Excerpt from a dataset:

(begin)

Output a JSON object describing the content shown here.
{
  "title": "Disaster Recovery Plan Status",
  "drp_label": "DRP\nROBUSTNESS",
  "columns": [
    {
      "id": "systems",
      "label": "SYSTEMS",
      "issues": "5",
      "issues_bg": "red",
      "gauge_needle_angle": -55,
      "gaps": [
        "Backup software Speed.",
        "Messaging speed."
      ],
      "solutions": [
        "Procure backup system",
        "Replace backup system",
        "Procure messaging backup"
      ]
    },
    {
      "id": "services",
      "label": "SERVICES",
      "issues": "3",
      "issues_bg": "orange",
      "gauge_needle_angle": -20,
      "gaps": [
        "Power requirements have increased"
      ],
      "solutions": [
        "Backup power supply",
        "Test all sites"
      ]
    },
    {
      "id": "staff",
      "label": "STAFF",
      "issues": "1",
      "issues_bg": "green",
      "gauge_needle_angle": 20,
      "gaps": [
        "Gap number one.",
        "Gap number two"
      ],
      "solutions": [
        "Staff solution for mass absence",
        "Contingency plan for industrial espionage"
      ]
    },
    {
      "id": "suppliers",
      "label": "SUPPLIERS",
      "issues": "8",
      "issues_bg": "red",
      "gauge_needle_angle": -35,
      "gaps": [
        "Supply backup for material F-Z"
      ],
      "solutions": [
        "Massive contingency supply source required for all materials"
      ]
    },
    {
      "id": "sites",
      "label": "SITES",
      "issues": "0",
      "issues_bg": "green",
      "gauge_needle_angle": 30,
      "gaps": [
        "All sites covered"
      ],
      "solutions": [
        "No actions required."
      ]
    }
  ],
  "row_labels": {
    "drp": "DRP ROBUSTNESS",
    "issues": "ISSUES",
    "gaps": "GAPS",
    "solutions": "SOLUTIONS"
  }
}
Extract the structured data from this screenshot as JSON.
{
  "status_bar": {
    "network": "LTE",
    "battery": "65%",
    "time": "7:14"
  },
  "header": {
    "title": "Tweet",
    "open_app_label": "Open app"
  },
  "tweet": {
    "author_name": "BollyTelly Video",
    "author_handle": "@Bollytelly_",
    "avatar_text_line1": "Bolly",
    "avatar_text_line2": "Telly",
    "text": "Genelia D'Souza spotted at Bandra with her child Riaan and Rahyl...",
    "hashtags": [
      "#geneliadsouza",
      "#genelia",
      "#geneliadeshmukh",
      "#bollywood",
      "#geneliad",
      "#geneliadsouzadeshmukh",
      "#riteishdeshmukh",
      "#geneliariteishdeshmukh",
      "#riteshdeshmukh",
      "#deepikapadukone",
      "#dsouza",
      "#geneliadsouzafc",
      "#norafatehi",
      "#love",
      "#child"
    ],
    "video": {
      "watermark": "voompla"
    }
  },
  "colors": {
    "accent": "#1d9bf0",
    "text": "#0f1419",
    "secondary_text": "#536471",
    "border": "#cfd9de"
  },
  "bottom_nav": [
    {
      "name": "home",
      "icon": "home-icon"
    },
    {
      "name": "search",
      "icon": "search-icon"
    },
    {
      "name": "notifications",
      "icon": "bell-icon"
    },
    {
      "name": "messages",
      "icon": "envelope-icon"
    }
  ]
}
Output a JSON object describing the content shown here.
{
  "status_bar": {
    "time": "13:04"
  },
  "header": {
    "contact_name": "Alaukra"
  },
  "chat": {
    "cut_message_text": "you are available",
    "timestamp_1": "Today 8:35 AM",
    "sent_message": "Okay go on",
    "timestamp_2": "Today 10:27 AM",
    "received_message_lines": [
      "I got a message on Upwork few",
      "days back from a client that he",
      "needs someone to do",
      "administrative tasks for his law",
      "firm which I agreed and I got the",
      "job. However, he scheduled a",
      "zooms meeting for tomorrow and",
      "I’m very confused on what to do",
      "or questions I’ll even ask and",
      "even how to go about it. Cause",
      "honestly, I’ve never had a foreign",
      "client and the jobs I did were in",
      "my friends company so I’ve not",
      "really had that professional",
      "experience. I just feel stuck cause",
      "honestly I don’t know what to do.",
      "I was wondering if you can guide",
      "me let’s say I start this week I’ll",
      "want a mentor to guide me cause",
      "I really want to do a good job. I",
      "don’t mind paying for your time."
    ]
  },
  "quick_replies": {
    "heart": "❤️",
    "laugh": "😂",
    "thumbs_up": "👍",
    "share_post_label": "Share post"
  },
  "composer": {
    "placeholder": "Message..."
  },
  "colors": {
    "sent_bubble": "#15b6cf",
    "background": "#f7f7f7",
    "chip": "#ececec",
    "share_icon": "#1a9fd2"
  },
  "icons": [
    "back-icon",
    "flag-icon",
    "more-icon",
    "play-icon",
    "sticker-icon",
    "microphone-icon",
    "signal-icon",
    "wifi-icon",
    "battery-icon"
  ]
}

(end)

# WHAT YOU ARE ASKED TO DO
Please give back all of the records exactly as written.

# RESPONSE
Output a JSON object describing the content shown here.
{
  "title": "Disaster Recovery Plan Status",
  "drp_label": "DRP\nROBUSTNESS",
  "columns": [
    {
      "id": "systems",
      "label": "SYSTEMS",
      "issues": "5",
      "issues_bg": "red",
      "gauge_needle_angle": -55,
      "gaps": [
        "Backup software Speed.",
        "Messaging speed."
      ],
      "solutions": [
        "Procure backup system",
        "Replace backup system",
        "Procure messaging backup"
      ]
    },
    {
      "id": "services",
      "label": "SERVICES",
      "issues": "3",
      "issues_bg": "orange",
      "gauge_needle_angle": -20,
      "gaps": [
        "Power requirements have increased"
      ],
      "solutions": [
        "Backup power supply",
        "Test all sites"
      ]
    },
    {
      "id": "staff",
      "label": "STAFF",
      "issues": "1",
      "issues_bg": "green",
      "gauge_needle_angle": 20,
      "gaps": [
        "Gap number one.",
        "Gap number two"
      ],
      "solutions": [
        "Staff solution for mass absence",
        "Contingency plan for industrial espionage"
      ]
    },
    {
      "id": "suppliers",
      "label": "SUPPLIERS",
      "issues": "8",
      "issues_bg": "red",
      "gauge_needle_angle": -35,
      "gaps": [
        "Supply backup for material F-Z"
      ],
      "solutions": [
        "Massive contingency supply source required for all materials"
      ]
    },
    {
      "id": "sites",
      "label": "SITES",
      "issues": "0",
      "issues_bg": "green",
      "gauge_needle_angle": 30,
      "gaps": [
        "All sites covered"
      ],
      "solutions": [
        "No actions required."
      ]
    }
  ],
  "row_labels": {
    "drp": "DRP ROBUSTNESS",
    "issues": "ISSUES",
    "gaps": "GAPS",
    "solutions": "SOLUTIONS"
  }
}
Extract the structured data from this screenshot as JSON.
{
  "status_bar": {
    "network": "LTE",
    "battery": "65%",
    "time": "7:14"
  },
  "header": {
    "title": "Tweet",
    "open_app_label": "Open app"
  },
  "tweet": {
    "author_name": "BollyTelly Video",
    "author_handle": "@Bollytelly_",
    "avatar_text_line1": "Bolly",
    "avatar_text_line2": "Telly",
    "text": "Genelia D'Souza spotted at Bandra with her child Riaan and Rahyl...",
    "hashtags": [
      "#geneliadsouza",
      "#genelia",
      "#geneliadeshmukh",
      "#bollywood",
      "#geneliad",
      "#geneliadsouzadeshmukh",
      "#riteishdeshmukh",
      "#geneliariteishdeshmukh",
      "#riteshdeshmukh",
      "#deepikapadukone",
      "#dsouza",
      "#geneliadsouzafc",
      "#norafatehi",
      "#love",
      "#child"
    ],
    "video": {
      "watermark": "voompla"
    }
  },
  "colors": {
    "accent": "#1d9bf0",
    "text": "#0f1419",
    "secondary_text": "#536471",
    "border": "#cfd9de"
  },
  "bottom_nav": [
    {
      "name": "home",
      "icon": "home-icon"
    },
    {
      "name": "search",
      "icon": "search-icon"
    },
    {
      "name": "notifications",
      "icon": "bell-icon"
    },
    {
      "name": "messages",
      "icon": "envelope-icon"
    }
  ]
}
Output a JSON object describing the content shown here.
{
  "status_bar": {
    "time": "13:04"
  },
  "header": {
    "contact_name": "Alaukra"
  },
  "chat": {
    "cut_message_text": "you are available",
    "timestamp_1": "Today 8:35 AM",
    "sent_message": "Okay go on",
    "timestamp_2": "Today 10:27 AM",
    "received_message_lines": [
      "I got a message on Upwork few",
      "days back from a client that he",
      "needs someone to do",
      "administrative tasks for his law",
      "firm which I agreed and I got the",
      "job. However, he scheduled a",
      "zooms meeting for tomorrow and",
      "I’m very confused on what to do",
      "or questions I’ll even ask and",
      "even how to go about it. Cause",
      "honestly, I’ve never had a foreign",
      "client and the jobs I did were in",
      "my friends company so I’ve not",
      "really had that professional",
      "experience. I just feel stuck cause",
      "honestly I don’t know what to do.",
      "I was wondering if you can guide",
      "me let’s say I start this week I’ll",
      "want a mentor to guide me cause",
      "I really want to do a good job. I",
      "don’t mind paying for your time."
    ]
  },
  "quick_replies": {
    "heart": "❤️",
    "laugh": "😂",
    "thumbs_up": "👍",
    "share_post_label": "Share post"
  },
  "composer": {
    "placeholder": "Message..."
  },
  "colors": {
    "sent_bubble": "#15b6cf",
    "background": "#f7f7f7",
    "chip": "#ececec",
    "share_icon": "#1a9fd2"
  },
  "icons": [
    "back-icon",
    "flag-icon",
    "more-icon",
    "play-icon",
    "sticker-icon",
    "microphone-icon",
    "signal-icon",
    "wifi-icon",
    "battery-icon"
  ]
}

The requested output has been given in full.